* _SET TASK_
Reproduce all of the data exactly.

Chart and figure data
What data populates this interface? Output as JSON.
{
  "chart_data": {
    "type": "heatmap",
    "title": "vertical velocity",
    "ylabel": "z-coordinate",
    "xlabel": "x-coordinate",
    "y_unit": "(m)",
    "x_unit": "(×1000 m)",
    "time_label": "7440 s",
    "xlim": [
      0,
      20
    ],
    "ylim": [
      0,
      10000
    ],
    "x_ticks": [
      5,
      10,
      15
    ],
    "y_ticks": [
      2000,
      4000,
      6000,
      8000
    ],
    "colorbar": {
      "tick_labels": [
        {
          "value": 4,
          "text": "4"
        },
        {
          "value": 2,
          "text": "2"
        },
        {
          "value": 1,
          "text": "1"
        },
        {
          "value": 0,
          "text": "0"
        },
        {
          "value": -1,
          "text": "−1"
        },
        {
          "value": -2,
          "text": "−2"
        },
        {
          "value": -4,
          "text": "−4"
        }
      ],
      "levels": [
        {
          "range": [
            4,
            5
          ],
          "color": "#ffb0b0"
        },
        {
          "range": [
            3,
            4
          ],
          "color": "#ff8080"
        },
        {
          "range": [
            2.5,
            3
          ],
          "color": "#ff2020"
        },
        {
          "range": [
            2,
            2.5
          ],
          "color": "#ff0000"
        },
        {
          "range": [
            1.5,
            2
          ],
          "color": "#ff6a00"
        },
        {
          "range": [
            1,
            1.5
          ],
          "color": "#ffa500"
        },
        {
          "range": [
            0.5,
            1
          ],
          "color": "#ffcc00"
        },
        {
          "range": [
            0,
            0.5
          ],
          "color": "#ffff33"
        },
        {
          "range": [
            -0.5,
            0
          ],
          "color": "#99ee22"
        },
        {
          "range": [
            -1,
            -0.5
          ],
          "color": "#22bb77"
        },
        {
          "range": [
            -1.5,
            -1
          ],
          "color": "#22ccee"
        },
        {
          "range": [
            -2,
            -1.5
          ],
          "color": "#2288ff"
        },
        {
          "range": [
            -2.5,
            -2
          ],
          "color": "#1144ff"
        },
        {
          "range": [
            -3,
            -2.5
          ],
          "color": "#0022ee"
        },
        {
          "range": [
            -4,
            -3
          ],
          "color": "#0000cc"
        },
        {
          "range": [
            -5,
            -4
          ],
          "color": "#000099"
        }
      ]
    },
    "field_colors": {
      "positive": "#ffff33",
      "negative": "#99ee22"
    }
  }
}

* _ANSWER TO THE TASK_
What data populates this interface? Output as JSON.
{
  "chart_data": {
    "type": "heatmap",
    "title": "vertical velocity",
    "ylabel": "z-coordinate",
    "xlabel": "x-coordinate",
    "y_unit": "(m)",
    "x_unit": "(×1000 m)",
    "time_label": "7440 s",
    "xlim": [
      0,
      20
    ],
    "ylim": [
      0,
      10000
    ],
    "x_ticks": [
      5,
      10,
      15
    ],
    "y_ticks": [
      2000,
      4000,
      6000,
      8000
    ],
    "colorbar": {
      "tick_labels": [
        {
          "value": 4,
          "text": "4"
        },
        {
          "value": 2,
          "text": "2"
        },
        {
          "value": 1,
          "text": "1"
        },
        {
          "value": 0,
          "text": "0"
        },
        {
          "value": -1,
          "text": "−1"
        },
        {
          "value": -2,
          "text": "−2"
        },
        {
          "value": -4,
          "text": "−4"
        }
      ],
      "levels": [
        {
          "range": [
            4,
            5
          ],
          "color": "#ffb0b0"
        },
        {
          "range": [
            3,
            4
          ],
          "color": "#ff8080"
        },
        {
          "range": [
            2.5,
            3
          ],
          "color": "#ff2020"
        },
        {
          "range": [
            2,
            2.5
          ],
          "color": "#ff0000"
        },
        {
          "range": [
            1.5,
            2
          ],
          "color": "#ff6a00"
        },
        {
          "range": [
            1,
            1.5
          ],
          "color": "#ffa500"
        },
        {
          "range": [
            0.5,
            1
          ],
          "color": "#ffcc00"
        },
        {
          "range": [
            0,
            0.5
          ],
          "color": "#ffff33"
        },
        {
          "range": [
            -0.5,
            0
          ],
          "color": "#99ee22"
        },
        {
          "range": [
            -1,
            -0.5
          ],
          "color": "#22bb77"
        },
        {
          "range": [
            -1.5,
            -1
          ],
          "color": "#22ccee"
        },
        {
          "range": [
            -2,
            -1.5
          ],
          "color": "#2288ff"
        },
        {
          "range": [
            -2.5,
            -2
          ],
          "color": "#1144ff"
        },
        {
          "range": [
            -3,
            -2.5
          ],
          "color": "#0022ee"
        },
        {
          "range": [
            -4,
            -3
          ],
          "color": "#0000cc"
        },
        {
          "range": [
            -5,
            -4
          ],
          "color": "#000099"
        }
      ]
    },
    "field_colors": {
      "positive": "#ffff33",
      "negative": "#99ee22"
    }
  }
}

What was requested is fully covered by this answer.